Retype all the entries word for word, but omit the pictures.

##### Supplied data #####

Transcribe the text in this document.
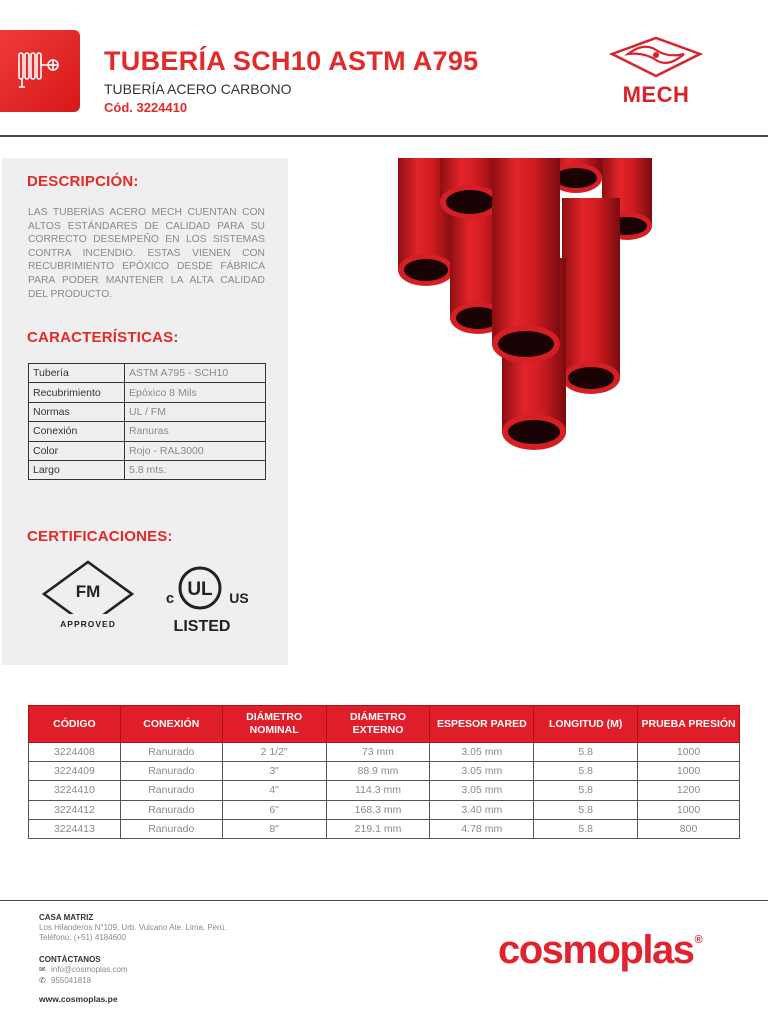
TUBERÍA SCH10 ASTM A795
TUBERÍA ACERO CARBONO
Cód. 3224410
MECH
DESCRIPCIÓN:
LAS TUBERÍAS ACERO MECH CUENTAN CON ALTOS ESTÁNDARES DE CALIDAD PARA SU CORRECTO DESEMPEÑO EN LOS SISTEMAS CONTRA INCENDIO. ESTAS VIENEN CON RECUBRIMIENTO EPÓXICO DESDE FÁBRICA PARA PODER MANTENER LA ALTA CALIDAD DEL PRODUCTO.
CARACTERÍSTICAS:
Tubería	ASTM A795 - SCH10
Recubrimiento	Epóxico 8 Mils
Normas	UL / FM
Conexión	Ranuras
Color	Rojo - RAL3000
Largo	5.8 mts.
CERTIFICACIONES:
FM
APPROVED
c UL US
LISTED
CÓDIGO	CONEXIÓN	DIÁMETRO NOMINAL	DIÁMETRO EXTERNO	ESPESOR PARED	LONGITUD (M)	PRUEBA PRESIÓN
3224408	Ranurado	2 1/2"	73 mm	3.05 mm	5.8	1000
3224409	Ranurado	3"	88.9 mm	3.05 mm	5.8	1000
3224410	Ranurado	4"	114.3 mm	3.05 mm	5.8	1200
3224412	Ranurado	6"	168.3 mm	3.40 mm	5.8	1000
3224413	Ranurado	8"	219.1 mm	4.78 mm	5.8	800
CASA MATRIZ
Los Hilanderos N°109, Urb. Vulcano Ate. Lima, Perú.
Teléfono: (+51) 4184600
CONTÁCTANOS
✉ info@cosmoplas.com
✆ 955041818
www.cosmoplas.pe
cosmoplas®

#####

▸ **Result for this exercise**
Transcribe the text in this document.
TUBERÍA SCH10 ASTM A795
TUBERÍA ACERO CARBONO
Cód. 3224410
MECH
DESCRIPCIÓN:
LAS TUBERÍAS ACERO MECH CUENTAN CON ALTOS ESTÁNDARES DE CALIDAD PARA SU CORRECTO DESEMPEÑO EN LOS SISTEMAS CONTRA INCENDIO. ESTAS VIENEN CON RECUBRIMIENTO EPÓXICO DESDE FÁBRICA PARA PODER MANTENER LA ALTA CALIDAD DEL PRODUCTO.
CARACTERÍSTICAS:
Tubería	ASTM A795 - SCH10
Recubrimiento	Epóxico 8 Mils
Normas	UL / FM
Conexión	Ranuras
Color	Rojo - RAL3000
Largo	5.8 mts.
CERTIFICACIONES:
FM
APPROVED
c UL US
LISTED
CÓDIGO	CONEXIÓN	DIÁMETRO NOMINAL	DIÁMETRO EXTERNO	ESPESOR PARED	LONGITUD (M)	PRUEBA PRESIÓN
3224408	Ranurado	2 1/2"	73 mm	3.05 mm	5.8	1000
3224409	Ranurado	3"	88.9 mm	3.05 mm	5.8	1000
3224410	Ranurado	4"	114.3 mm	3.05 mm	5.8	1200
3224412	Ranurado	6"	168.3 mm	3.40 mm	5.8	1000
3224413	Ranurado	8"	219.1 mm	4.78 mm	5.8	800
CASA MATRIZ
Los Hilanderos N°109, Urb. Vulcano Ate. Lima, Perú.
Teléfono: (+51) 4184600
CONTÁCTANOS
✉ info@cosmoplas.com
✆ 955041818
www.cosmoplas.pe
cosmoplas®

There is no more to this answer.